> BRIEF:
Rewrite the lines below, substituting "Send" for every occurrence of "Submit" and keeping everything else unchanged.
○ ○ ○ ○ ○ ○ ○
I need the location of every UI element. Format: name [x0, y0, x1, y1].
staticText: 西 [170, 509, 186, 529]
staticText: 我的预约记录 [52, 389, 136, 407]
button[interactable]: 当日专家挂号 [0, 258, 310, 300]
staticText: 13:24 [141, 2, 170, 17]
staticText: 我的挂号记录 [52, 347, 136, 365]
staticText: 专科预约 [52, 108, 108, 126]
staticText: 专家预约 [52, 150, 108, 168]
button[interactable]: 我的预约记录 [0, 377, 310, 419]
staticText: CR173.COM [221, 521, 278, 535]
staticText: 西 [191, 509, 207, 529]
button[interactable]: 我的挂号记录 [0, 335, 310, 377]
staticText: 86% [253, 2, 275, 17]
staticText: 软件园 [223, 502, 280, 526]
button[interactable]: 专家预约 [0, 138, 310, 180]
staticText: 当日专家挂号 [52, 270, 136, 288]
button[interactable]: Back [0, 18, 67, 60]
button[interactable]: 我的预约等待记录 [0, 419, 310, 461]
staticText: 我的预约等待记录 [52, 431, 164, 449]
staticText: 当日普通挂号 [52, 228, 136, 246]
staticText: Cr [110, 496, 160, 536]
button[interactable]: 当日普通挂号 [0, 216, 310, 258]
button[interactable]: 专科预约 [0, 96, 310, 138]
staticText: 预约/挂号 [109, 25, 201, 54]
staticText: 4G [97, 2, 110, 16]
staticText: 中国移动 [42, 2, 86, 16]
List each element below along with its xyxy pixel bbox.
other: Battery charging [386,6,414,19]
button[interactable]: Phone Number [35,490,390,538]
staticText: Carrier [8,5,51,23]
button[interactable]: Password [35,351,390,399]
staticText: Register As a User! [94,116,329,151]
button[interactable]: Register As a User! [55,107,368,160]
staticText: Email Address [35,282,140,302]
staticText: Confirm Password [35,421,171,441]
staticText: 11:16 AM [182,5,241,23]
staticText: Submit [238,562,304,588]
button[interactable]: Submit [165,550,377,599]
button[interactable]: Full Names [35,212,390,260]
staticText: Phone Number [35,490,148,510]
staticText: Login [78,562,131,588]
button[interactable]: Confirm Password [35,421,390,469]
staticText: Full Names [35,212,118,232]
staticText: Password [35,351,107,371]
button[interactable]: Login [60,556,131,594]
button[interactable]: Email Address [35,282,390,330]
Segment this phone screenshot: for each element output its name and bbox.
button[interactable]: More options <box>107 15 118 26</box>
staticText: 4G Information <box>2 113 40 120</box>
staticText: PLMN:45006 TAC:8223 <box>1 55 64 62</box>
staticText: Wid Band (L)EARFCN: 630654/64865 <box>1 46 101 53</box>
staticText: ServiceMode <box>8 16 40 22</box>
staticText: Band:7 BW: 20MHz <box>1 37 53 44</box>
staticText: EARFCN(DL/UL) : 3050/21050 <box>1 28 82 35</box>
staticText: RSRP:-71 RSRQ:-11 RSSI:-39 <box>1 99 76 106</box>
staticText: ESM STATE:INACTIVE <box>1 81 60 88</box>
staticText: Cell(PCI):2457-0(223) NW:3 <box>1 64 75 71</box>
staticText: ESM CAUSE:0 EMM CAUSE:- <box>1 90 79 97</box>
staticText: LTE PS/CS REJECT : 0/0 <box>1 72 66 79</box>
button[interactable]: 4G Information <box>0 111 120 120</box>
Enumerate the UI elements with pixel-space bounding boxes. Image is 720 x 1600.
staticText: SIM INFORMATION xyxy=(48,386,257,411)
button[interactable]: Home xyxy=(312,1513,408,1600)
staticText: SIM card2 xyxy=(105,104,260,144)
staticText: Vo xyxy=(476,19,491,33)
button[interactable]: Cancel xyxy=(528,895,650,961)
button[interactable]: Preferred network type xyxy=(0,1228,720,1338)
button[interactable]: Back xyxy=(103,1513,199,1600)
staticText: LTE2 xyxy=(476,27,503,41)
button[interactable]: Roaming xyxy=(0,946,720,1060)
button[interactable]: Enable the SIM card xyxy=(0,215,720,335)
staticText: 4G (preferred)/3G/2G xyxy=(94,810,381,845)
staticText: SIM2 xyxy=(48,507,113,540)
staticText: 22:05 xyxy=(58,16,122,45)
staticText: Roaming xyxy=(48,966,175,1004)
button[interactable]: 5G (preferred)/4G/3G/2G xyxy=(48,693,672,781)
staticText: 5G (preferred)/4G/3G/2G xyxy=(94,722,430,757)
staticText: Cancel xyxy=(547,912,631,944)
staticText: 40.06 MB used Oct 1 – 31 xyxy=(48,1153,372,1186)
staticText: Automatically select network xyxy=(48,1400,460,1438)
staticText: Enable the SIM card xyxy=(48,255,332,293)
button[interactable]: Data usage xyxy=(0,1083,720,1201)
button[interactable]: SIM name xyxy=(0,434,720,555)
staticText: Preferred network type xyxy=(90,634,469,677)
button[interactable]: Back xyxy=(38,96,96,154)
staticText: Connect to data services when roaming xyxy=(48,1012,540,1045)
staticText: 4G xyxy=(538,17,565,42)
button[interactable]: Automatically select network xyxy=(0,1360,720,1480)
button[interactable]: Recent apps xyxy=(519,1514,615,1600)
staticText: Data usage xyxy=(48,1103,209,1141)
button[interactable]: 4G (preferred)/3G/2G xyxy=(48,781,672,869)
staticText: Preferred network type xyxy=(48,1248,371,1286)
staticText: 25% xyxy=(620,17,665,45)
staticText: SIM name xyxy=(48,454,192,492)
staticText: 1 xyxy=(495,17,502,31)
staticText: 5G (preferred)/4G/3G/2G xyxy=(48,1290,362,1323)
○ ○ ○ ○ ○ ○ ○
> RESPONSE TO THIS TASK:
I need the location of every UI element. Format: name [x0, y0, x1, y1].
staticText: 西 [170, 509, 186, 529]
staticText: 我的预约记录 [52, 389, 136, 407]
button[interactable]: 当日专家挂号 [0, 258, 310, 300]
staticText: 13:24 [141, 2, 170, 17]
staticText: 我的挂号记录 [52, 347, 136, 365]
staticText: 专科预约 [52, 108, 108, 126]
staticText: 专家预约 [52, 150, 108, 168]
button[interactable]: 我的预约记录 [0, 377, 310, 419]
staticText: CR173.COM [221, 521, 278, 535]
staticText: 西 [191, 509, 207, 529]
button[interactable]: 我的挂号记录 [0, 335, 310, 377]
staticText: 86% [253, 2, 275, 17]
staticText: 软件园 [223, 502, 280, 526]
button[interactable]: 专家预约 [0, 138, 310, 180]
staticText: 当日专家挂号 [52, 270, 136, 288]
button[interactable]: Back [0, 18, 67, 60]
button[interactable]: 我的预约等待记录 [0, 419, 310, 461]
staticText: 我的预约等待记录 [52, 431, 164, 449]
staticText: 当日普通挂号 [52, 228, 136, 246]
staticText: Cr [110, 496, 160, 536]
button[interactable]: 当日普通挂号 [0, 216, 310, 258]
button[interactable]: 专科预约 [0, 96, 310, 138]
staticText: 预约/挂号 [109, 25, 201, 54]
staticText: 4G [97, 2, 110, 16]
staticText: 中国移动 [42, 2, 86, 16]
List each element below along with its xyxy pixel bbox.
other: Battery charging [386,6,414,19]
button[interactable]: Phone Number [35,490,390,538]
staticText: Carrier [8,5,51,23]
button[interactable]: Password [35,351,390,399]
staticText: Register As a User! [94,116,329,151]
button[interactable]: Register As a User! [55,107,368,160]
staticText: Email Address [35,282,140,302]
staticText: Confirm Password [35,421,171,441]
staticText: 11:16 AM [182,5,241,23]
staticText: Send [238,562,304,588]
button[interactable]: Send [165,550,377,599]
button[interactable]: Full Names [35,212,390,260]
staticText: Phone Number [35,490,148,510]
staticText: Login [78,562,131,588]
button[interactable]: Confirm Password [35,421,390,469]
staticText: Full Names [35,212,118,232]
staticText: Password [35,351,107,371]
button[interactable]: Login [60,556,131,594]
button[interactable]: Email Address [35,282,390,330]
Segment this phone screenshot: for each element output its name and bbox.
button[interactable]: More options <box>107 15 118 26</box>
staticText: 4G Information <box>2 113 40 120</box>
staticText: PLMN:45006 TAC:8223 <box>1 55 64 62</box>
staticText: Wid Band (L)EARFCN: 630654/64865 <box>1 46 101 53</box>
staticText: ServiceMode <box>8 16 40 22</box>
staticText: Band:7 BW: 20MHz <box>1 37 53 44</box>
staticText: EARFCN(DL/UL) : 3050/21050 <box>1 28 82 35</box>
staticText: RSRP:-71 RSRQ:-11 RSSI:-39 <box>1 99 76 106</box>
staticText: ESM STATE:INACTIVE <box>1 81 60 88</box>
staticText: Cell(PCI):2457-0(223) NW:3 <box>1 64 75 71</box>
staticText: ESM CAUSE:0 EMM CAUSE:- <box>1 90 79 97</box>
staticText: LTE PS/CS REJECT : 0/0 <box>1 72 66 79</box>
button[interactable]: 4G Information <box>0 111 120 120</box>
Enumerate the UI elements with pixel-space bounding boxes. Image is 720 x 1600.
staticText: SIM INFORMATION xyxy=(48,386,257,411)
button[interactable]: Home xyxy=(312,1513,408,1600)
staticText: SIM card2 xyxy=(105,104,260,144)
staticText: Vo xyxy=(476,19,491,33)
button[interactable]: Cancel xyxy=(528,895,650,961)
button[interactable]: Preferred network type xyxy=(0,1228,720,1338)
button[interactable]: Back xyxy=(103,1513,199,1600)
staticText: LTE2 xyxy=(476,27,503,41)
button[interactable]: Roaming xyxy=(0,946,720,1060)
button[interactable]: Enable the SIM card xyxy=(0,215,720,335)
staticText: 4G (preferred)/3G/2G xyxy=(94,810,381,845)
staticText: SIM2 xyxy=(48,507,113,540)
staticText: 22:05 xyxy=(58,16,122,45)
staticText: Roaming xyxy=(48,966,175,1004)
button[interactable]: 5G (preferred)/4G/3G/2G xyxy=(48,693,672,781)
staticText: 5G (preferred)/4G/3G/2G xyxy=(94,722,430,757)
staticText: Cancel xyxy=(547,912,631,944)
staticText: 40.06 MB used Oct 1 – 31 xyxy=(48,1153,372,1186)
staticText: Automatically select network xyxy=(48,1400,460,1438)
staticText: Enable the SIM card xyxy=(48,255,332,293)
button[interactable]: Data usage xyxy=(0,1083,720,1201)
button[interactable]: SIM name xyxy=(0,434,720,555)
staticText: Preferred network type xyxy=(90,634,469,677)
button[interactable]: Back xyxy=(38,96,96,154)
staticText: Connect to data services when roaming xyxy=(48,1012,540,1045)
staticText: 4G xyxy=(538,17,565,42)
button[interactable]: Automatically select network xyxy=(0,1360,720,1480)
button[interactable]: Recent apps xyxy=(519,1514,615,1600)
staticText: Data usage xyxy=(48,1103,209,1141)
button[interactable]: 4G (preferred)/3G/2G xyxy=(48,781,672,869)
staticText: Preferred network type xyxy=(48,1248,371,1286)
staticText: 25% xyxy=(620,17,665,45)
staticText: SIM name xyxy=(48,454,192,492)
staticText: 1 xyxy=(495,17,502,31)
staticText: 5G (preferred)/4G/3G/2G xyxy=(48,1290,362,1323)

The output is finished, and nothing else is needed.